> _STORED RECORDS_:
------------

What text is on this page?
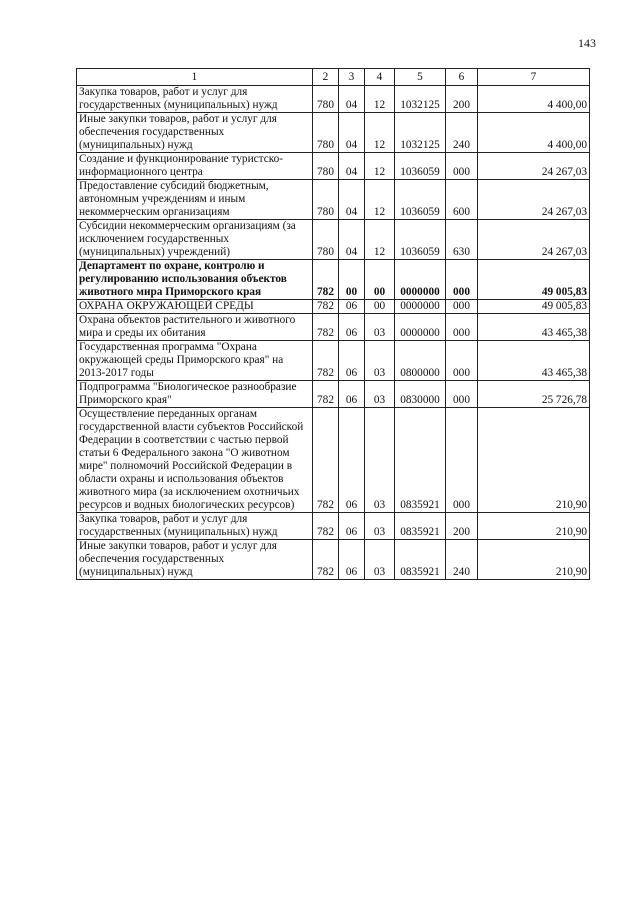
143
1	2	3	4	5	6	7
Закупка товаров, работ и услуг для государственных (муниципальных) нужд	780	04	12	1032125	200	4 400,00
Иные закупки товаров, работ и услуг для обеспечения государственных (муниципальных) нужд	780	04	12	1032125	240	4 400,00
Создание и функционирование туристско-информационного центра	780	04	12	1036059	000	24 267,03
Предоставление субсидий бюджетным, автономным учреждениям и иным некоммерческим организациям	780	04	12	1036059	600	24 267,03
Субсидии некоммерческим организациям (за исключением государственных (муниципальных) учреждений)	780	04	12	1036059	630	24 267,03
Департамент по охране, контролю и регулированию использования объектов животного мира Приморского края	782	00	00	0000000	000	49 005,83
ОХРАНА ОКРУЖАЮЩЕЙ СРЕДЫ	782	06	00	0000000	000	49 005,83
Охрана объектов растительного и животного мира и среды их обитания	782	06	03	0000000	000	43 465,38
Государственная программа "Охрана окружающей среды Приморского края" на 2013-2017 годы	782	06	03	0800000	000	43 465,38
Подпрограмма "Биологическое разнообразие Приморского края"	782	06	03	0830000	000	25 726,78
Осуществление переданных органам государственной власти субъектов Российской Федерации в соответствии с частью первой статьи 6 Федерального закона "О животном мире" полномочий Российской Федерации в области охраны и использования объектов животного мира (за исключением охотничьих ресурсов и водных биологических ресурсов)	782	06	03	0835921	000	210,90
Закупка товаров, работ и услуг для государственных (муниципальных) нужд	782	06	03	0835921	200	210,90
Иные закупки товаров, работ и услуг для обеспечения государственных (муниципальных) нужд	782	06	03	0835921	240	210,90
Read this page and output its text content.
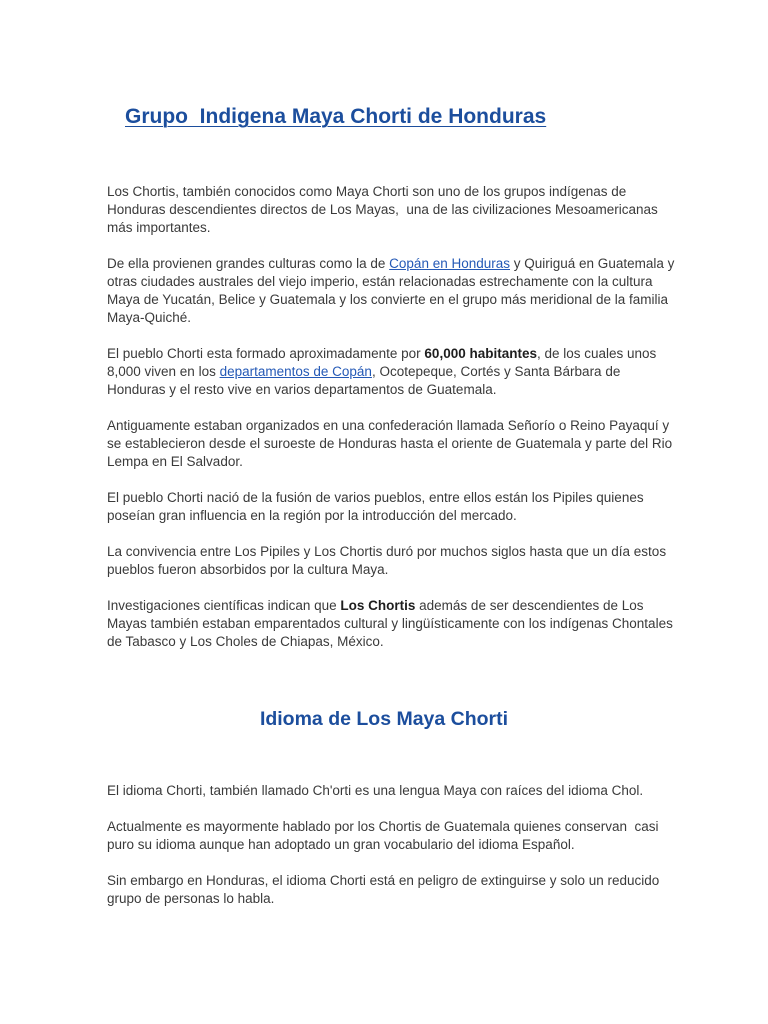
Grupo  Indigena Maya Chorti de Honduras
Los Chortis, también conocidos como Maya Chorti son uno de los grupos indígenas de
Honduras descendientes directos de Los Mayas,  una de las civilizaciones Mesoamericanas
más importantes.
De ella provienen grandes culturas como la de Copán en Honduras y Quiriguá en Guatemala y
otras ciudades australes del viejo imperio, están relacionadas estrechamente con la cultura
Maya de Yucatán, Belice y Guatemala y los convierte en el grupo más meridional de la familia
Maya-Quiché.
El pueblo Chorti esta formado aproximadamente por 60,000 habitantes, de los cuales unos
8,000 viven en los departamentos de Copán, Ocotepeque, Cortés y Santa Bárbara de
Honduras y el resto vive en varios departamentos de Guatemala.
Antiguamente estaban organizados en una confederación llamada Señorío o Reino Payaquí y
se establecieron desde el suroeste de Honduras hasta el oriente de Guatemala y parte del Rio
Lempa en El Salvador.
El pueblo Chorti nació de la fusión de varios pueblos, entre ellos están los Pipiles quienes
poseían gran influencia en la región por la introducción del mercado.
La convivencia entre Los Pipiles y Los Chortis duró por muchos siglos hasta que un día estos
pueblos fueron absorbidos por la cultura Maya.
Investigaciones científicas indican que Los Chortis además de ser descendientes de Los
Mayas también estaban emparentados cultural y lingüísticamente con los indígenas Chontales
de Tabasco y Los Choles de Chiapas, México.
Idioma de Los Maya Chorti
El idioma Chorti, también llamado Ch'orti es una lengua Maya con raíces del idioma Chol.
Actualmente es mayormente hablado por los Chortis de Guatemala quienes conservan  casi
puro su idioma aunque han adoptado un gran vocabulario del idioma Español.
Sin embargo en Honduras, el idioma Chorti está en peligro de extinguirse y solo un reducido
grupo de personas lo habla.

------------

> _WORK TO COMPLETE_:
Skip the pictures and print each record exactly as it stands.

> _SOLUTION_:
What text is on this page?
143
1	2	3	4	5	6	7
Закупка товаров, работ и услуг для государственных (муниципальных) нужд	780	04	12	1032125	200	4 400,00
Иные закупки товаров, работ и услуг для обеспечения государственных (муниципальных) нужд	780	04	12	1032125	240	4 400,00
Создание и функционирование туристско-информационного центра	780	04	12	1036059	000	24 267,03
Предоставление субсидий бюджетным, автономным учреждениям и иным некоммерческим организациям	780	04	12	1036059	600	24 267,03
Субсидии некоммерческим организациям (за исключением государственных (муниципальных) учреждений)	780	04	12	1036059	630	24 267,03
Департамент по охране, контролю и регулированию использования объектов животного мира Приморского края	782	00	00	0000000	000	49 005,83
ОХРАНА ОКРУЖАЮЩЕЙ СРЕДЫ	782	06	00	0000000	000	49 005,83
Охрана объектов растительного и животного мира и среды их обитания	782	06	03	0000000	000	43 465,38
Государственная программа "Охрана окружающей среды Приморского края" на 2013-2017 годы	782	06	03	0800000	000	43 465,38
Подпрограмма "Биологическое разнообразие Приморского края"	782	06	03	0830000	000	25 726,78
Осуществление переданных органам государственной власти субъектов Российской Федерации в соответствии с частью первой статьи 6 Федерального закона "О животном мире" полномочий Российской Федерации в области охраны и использования объектов животного мира (за исключением охотничьих ресурсов и водных биологических ресурсов)	782	06	03	0835921	000	210,90
Закупка товаров, работ и услуг для государственных (муниципальных) нужд	782	06	03	0835921	200	210,90
Иные закупки товаров, работ и услуг для обеспечения государственных (муниципальных) нужд	782	06	03	0835921	240	210,90
Read this page and output its text content.
Grupo  Indigena Maya Chorti de Honduras
Los Chortis, también conocidos como Maya Chorti son uno de los grupos indígenas de
Honduras descendientes directos de Los Mayas,  una de las civilizaciones Mesoamericanas
más importantes.
De ella provienen grandes culturas como la de Copán en Honduras y Quiriguá en Guatemala y
otras ciudades australes del viejo imperio, están relacionadas estrechamente con la cultura
Maya de Yucatán, Belice y Guatemala y los convierte en el grupo más meridional de la familia
Maya-Quiché.
El pueblo Chorti esta formado aproximadamente por 60,000 habitantes, de los cuales unos
8,000 viven en los departamentos de Copán, Ocotepeque, Cortés y Santa Bárbara de
Honduras y el resto vive en varios departamentos de Guatemala.
Antiguamente estaban organizados en una confederación llamada Señorío o Reino Payaquí y
se establecieron desde el suroeste de Honduras hasta el oriente de Guatemala y parte del Rio
Lempa en El Salvador.
El pueblo Chorti nació de la fusión de varios pueblos, entre ellos están los Pipiles quienes
poseían gran influencia en la región por la introducción del mercado.
La convivencia entre Los Pipiles y Los Chortis duró por muchos siglos hasta que un día estos
pueblos fueron absorbidos por la cultura Maya.
Investigaciones científicas indican que Los Chortis además de ser descendientes de Los
Mayas también estaban emparentados cultural y lingüísticamente con los indígenas Chontales
de Tabasco y Los Choles de Chiapas, México.
Idioma de Los Maya Chorti
El idioma Chorti, también llamado Ch'orti es una lengua Maya con raíces del idioma Chol.
Actualmente es mayormente hablado por los Chortis de Guatemala quienes conservan  casi
puro su idioma aunque han adoptado un gran vocabulario del idioma Español.
Sin embargo en Honduras, el idioma Chorti está en peligro de extinguirse y solo un reducido
grupo de personas lo habla.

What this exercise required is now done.